Using the records that follow, copy every line containing the word "this".

-- Records from a dataset --
··········
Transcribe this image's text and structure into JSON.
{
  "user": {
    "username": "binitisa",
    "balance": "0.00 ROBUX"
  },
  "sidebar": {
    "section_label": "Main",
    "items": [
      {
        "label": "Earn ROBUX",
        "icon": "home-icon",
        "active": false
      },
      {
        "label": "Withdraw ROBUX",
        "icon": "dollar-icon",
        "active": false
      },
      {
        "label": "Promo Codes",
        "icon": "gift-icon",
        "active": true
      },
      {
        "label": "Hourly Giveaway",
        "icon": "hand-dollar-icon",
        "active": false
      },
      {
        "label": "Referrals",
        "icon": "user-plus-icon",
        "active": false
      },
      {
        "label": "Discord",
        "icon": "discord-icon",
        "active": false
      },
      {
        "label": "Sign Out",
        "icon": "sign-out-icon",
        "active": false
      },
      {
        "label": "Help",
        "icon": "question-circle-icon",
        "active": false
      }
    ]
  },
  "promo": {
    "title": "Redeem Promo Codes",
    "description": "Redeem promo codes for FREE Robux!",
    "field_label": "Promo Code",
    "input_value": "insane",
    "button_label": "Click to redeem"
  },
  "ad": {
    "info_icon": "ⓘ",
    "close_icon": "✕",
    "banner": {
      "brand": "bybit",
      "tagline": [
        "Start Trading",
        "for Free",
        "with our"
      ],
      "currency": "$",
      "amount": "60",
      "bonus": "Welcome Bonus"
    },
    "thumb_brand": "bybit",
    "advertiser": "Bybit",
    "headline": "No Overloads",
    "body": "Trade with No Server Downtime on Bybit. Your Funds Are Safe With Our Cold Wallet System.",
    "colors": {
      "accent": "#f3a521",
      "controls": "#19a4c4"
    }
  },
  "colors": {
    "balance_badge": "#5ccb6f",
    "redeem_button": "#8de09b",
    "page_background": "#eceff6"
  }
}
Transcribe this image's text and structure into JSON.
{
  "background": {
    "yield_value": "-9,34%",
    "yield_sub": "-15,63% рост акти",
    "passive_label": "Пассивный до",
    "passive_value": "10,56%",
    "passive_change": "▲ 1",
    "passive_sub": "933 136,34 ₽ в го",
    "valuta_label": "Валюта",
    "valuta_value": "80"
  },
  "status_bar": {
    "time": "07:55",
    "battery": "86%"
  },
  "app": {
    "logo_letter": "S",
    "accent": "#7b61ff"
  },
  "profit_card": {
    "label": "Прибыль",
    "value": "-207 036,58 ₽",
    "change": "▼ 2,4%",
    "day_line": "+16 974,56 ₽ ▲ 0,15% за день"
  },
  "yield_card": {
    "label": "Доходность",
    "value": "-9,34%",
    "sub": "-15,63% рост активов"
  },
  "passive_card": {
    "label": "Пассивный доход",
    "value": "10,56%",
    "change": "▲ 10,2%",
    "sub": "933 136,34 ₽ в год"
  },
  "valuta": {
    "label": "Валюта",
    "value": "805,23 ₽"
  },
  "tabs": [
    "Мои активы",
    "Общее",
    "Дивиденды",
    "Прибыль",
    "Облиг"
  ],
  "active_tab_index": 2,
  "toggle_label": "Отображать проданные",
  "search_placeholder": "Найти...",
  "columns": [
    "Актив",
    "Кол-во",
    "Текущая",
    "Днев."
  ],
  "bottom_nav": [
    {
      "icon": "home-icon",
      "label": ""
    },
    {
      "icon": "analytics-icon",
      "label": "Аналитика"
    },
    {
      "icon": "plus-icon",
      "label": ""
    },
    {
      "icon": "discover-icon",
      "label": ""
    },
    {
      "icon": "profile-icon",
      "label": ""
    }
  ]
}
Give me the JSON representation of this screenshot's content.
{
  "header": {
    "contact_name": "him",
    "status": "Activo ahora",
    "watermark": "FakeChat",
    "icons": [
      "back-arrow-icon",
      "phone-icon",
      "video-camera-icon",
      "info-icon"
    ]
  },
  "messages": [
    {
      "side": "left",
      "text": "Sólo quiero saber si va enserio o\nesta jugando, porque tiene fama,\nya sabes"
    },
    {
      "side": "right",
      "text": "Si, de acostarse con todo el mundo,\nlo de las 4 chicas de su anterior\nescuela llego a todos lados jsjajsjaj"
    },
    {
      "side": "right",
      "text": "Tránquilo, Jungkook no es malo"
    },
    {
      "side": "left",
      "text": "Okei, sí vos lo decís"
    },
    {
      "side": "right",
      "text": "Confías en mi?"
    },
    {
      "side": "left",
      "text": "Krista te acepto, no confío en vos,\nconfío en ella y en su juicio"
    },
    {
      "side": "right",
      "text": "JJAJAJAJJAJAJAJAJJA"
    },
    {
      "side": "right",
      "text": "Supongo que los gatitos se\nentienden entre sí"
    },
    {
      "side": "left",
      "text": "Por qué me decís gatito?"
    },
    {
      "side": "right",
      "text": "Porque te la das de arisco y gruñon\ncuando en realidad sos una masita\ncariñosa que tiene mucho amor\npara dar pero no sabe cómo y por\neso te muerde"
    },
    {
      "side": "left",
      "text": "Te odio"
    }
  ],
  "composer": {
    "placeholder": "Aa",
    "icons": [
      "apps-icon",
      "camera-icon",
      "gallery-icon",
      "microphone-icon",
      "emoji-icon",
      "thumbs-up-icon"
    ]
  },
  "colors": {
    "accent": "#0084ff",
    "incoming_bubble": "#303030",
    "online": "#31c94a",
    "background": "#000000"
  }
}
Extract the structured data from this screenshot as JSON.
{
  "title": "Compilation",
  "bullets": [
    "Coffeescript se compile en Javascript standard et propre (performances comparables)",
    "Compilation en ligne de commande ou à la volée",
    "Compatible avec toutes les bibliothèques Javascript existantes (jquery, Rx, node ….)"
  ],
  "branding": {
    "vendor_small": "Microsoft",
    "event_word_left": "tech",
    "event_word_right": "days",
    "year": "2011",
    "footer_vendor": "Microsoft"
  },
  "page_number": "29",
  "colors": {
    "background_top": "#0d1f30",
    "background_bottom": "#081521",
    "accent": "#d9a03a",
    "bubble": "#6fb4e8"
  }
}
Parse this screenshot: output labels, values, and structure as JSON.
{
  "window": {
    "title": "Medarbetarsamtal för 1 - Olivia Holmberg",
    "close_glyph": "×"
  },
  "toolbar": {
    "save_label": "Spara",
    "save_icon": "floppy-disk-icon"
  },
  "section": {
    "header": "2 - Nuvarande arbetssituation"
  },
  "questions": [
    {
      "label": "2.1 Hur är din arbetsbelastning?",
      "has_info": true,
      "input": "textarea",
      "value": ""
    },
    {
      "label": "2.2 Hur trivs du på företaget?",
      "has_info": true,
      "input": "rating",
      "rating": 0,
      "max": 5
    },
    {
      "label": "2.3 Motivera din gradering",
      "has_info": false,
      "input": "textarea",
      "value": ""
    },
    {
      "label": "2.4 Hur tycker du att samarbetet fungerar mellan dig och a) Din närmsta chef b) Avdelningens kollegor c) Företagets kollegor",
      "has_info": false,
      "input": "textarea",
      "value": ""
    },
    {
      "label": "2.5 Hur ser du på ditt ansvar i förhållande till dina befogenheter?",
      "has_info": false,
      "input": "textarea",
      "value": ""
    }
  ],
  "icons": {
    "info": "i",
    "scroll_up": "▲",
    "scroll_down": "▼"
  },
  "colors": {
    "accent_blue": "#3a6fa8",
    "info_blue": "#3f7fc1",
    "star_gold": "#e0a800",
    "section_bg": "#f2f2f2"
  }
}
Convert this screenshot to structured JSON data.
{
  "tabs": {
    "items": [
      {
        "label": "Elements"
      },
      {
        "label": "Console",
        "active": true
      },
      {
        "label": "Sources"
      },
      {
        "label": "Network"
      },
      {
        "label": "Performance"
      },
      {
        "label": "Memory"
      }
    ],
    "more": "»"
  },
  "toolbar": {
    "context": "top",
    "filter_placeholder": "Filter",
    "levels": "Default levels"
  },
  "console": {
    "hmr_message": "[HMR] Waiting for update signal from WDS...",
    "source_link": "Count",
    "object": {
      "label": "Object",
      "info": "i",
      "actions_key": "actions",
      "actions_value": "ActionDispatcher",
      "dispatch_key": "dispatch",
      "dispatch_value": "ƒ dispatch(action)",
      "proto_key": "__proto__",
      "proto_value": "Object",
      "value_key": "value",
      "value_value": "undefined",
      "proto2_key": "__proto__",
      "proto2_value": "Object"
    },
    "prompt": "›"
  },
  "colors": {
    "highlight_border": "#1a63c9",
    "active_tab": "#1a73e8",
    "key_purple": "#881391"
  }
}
··········
-- Written reply --
Transcribe this image's text and structure into JSON.
Transcribe this image's text and structure into JSON.
Give me the JSON representation of this screenshot's content.
Extract the structured data from this screenshot as JSON.
Parse this screenshot: output labels, values, and structure as JSON.
Convert this screenshot to structured JSON data.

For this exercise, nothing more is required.